> [Problem] Tally the lines in the records below that contain the string "tick". Reply with the number only.

> [Dataset rows]

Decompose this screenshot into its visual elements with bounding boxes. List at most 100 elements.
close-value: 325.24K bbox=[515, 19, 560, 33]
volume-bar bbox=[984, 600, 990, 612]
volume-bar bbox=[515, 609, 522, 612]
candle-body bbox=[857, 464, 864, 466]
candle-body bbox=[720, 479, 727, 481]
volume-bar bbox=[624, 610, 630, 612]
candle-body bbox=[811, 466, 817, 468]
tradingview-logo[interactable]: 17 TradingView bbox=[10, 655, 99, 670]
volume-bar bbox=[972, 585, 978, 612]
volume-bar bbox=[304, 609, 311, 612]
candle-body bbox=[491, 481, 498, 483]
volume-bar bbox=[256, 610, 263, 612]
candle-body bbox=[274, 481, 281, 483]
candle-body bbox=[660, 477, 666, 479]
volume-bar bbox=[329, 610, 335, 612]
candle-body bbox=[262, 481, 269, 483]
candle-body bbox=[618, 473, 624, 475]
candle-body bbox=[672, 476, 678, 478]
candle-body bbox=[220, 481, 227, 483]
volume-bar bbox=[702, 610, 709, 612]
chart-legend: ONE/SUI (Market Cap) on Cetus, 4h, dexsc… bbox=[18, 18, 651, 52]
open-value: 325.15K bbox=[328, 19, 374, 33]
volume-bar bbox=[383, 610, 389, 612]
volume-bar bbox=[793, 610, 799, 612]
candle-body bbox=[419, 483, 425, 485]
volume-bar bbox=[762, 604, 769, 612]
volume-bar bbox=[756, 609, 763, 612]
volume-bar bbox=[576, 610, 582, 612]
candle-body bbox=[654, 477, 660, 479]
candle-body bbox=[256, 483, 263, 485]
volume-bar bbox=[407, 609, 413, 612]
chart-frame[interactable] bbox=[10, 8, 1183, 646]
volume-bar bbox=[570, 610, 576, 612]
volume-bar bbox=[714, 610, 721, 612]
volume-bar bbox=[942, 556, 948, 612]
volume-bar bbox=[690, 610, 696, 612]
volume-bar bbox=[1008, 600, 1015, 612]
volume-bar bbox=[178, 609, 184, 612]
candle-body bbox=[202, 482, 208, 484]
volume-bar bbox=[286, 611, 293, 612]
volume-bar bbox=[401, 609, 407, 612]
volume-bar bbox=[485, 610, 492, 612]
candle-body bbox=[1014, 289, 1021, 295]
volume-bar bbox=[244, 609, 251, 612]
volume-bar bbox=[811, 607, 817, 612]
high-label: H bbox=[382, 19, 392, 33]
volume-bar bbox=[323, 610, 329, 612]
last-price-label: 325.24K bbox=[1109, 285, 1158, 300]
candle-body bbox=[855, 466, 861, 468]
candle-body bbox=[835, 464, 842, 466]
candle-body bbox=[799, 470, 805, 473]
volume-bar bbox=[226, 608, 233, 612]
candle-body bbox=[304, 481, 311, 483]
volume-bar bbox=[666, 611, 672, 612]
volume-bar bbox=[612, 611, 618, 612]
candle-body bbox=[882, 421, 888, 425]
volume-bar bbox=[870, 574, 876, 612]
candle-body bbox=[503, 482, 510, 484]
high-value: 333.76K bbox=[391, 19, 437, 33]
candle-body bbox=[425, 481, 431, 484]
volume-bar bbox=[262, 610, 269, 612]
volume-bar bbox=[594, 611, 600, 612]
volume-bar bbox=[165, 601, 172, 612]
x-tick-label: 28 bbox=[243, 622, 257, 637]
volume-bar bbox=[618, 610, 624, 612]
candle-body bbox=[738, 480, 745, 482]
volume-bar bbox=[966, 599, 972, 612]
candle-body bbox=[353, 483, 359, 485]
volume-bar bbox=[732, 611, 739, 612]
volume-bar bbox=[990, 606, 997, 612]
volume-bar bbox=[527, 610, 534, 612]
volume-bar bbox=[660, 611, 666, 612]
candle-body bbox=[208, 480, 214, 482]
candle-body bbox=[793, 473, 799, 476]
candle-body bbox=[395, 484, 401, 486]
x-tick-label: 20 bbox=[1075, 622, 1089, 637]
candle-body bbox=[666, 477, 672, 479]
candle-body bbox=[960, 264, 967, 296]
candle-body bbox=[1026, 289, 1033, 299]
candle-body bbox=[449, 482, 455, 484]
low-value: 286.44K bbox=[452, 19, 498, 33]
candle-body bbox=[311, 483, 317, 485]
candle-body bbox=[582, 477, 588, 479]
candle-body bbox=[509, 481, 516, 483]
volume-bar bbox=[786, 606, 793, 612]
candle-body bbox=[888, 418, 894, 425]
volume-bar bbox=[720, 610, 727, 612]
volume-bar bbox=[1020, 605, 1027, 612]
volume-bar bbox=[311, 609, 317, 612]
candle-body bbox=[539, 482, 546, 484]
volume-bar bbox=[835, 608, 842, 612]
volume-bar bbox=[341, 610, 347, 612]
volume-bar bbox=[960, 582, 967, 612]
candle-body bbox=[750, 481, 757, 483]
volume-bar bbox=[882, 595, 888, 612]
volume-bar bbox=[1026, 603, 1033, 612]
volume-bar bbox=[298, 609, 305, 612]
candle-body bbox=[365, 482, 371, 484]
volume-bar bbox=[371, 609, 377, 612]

> [Finished task] 2